◆ Problem to solve ◆
Print every record below exactly as written.

-- START OF Dataset entries --

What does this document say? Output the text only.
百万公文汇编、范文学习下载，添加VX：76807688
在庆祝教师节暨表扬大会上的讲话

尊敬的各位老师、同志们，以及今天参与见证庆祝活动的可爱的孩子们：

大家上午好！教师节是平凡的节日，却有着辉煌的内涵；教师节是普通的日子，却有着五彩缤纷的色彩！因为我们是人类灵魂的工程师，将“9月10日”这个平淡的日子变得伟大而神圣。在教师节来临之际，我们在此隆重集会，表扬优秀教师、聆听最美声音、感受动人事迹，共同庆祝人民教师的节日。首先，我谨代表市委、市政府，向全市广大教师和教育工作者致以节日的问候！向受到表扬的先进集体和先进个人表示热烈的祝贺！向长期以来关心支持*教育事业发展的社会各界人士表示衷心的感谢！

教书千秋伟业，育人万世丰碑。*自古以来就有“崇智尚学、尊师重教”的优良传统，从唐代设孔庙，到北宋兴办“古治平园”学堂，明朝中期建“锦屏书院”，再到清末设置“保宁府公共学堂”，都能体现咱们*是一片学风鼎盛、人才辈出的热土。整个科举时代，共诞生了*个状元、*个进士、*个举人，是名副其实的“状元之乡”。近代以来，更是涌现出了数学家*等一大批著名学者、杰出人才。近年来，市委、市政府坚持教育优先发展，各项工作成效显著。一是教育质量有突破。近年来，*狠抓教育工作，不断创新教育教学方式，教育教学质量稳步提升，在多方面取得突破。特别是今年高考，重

-- END OF Dataset entries --

◆ The solution ◆
What does this document say? Output the text only.
百万公文汇编、范文学习下载，添加VX：76807688
在庆祝教师节暨表扬大会上的讲话

尊敬的各位老师、同志们，以及今天参与见证庆祝活动的可爱的孩子们：

大家上午好！教师节是平凡的节日，却有着辉煌的内涵；教师节是普通的日子，却有着五彩缤纷的色彩！因为我们是人类灵魂的工程师，将“9月10日”这个平淡的日子变得伟大而神圣。在教师节来临之际，我们在此隆重集会，表扬优秀教师、聆听最美声音、感受动人事迹，共同庆祝人民教师的节日。首先，我谨代表市委、市政府，向全市广大教师和教育工作者致以节日的问候！向受到表扬的先进集体和先进个人表示热烈的祝贺！向长期以来关心支持*教育事业发展的社会各界人士表示衷心的感谢！

教书千秋伟业，育人万世丰碑。*自古以来就有“崇智尚学、尊师重教”的优良传统，从唐代设孔庙，到北宋兴办“古治平园”学堂，明朝中期建“锦屏书院”，再到清末设置“保宁府公共学堂”，都能体现咱们*是一片学风鼎盛、人才辈出的热土。整个科举时代，共诞生了*个状元、*个进士、*个举人，是名副其实的“状元之乡”。近代以来，更是涌现出了数学家*等一大批著名学者、杰出人才。近年来，市委、市政府坚持教育优先发展，各项工作成效显著。一是教育质量有突破。近年来，*狠抓教育工作，不断创新教育教学方式，教育教学质量稳步提升，在多方面取得突破。特别是今年高考，重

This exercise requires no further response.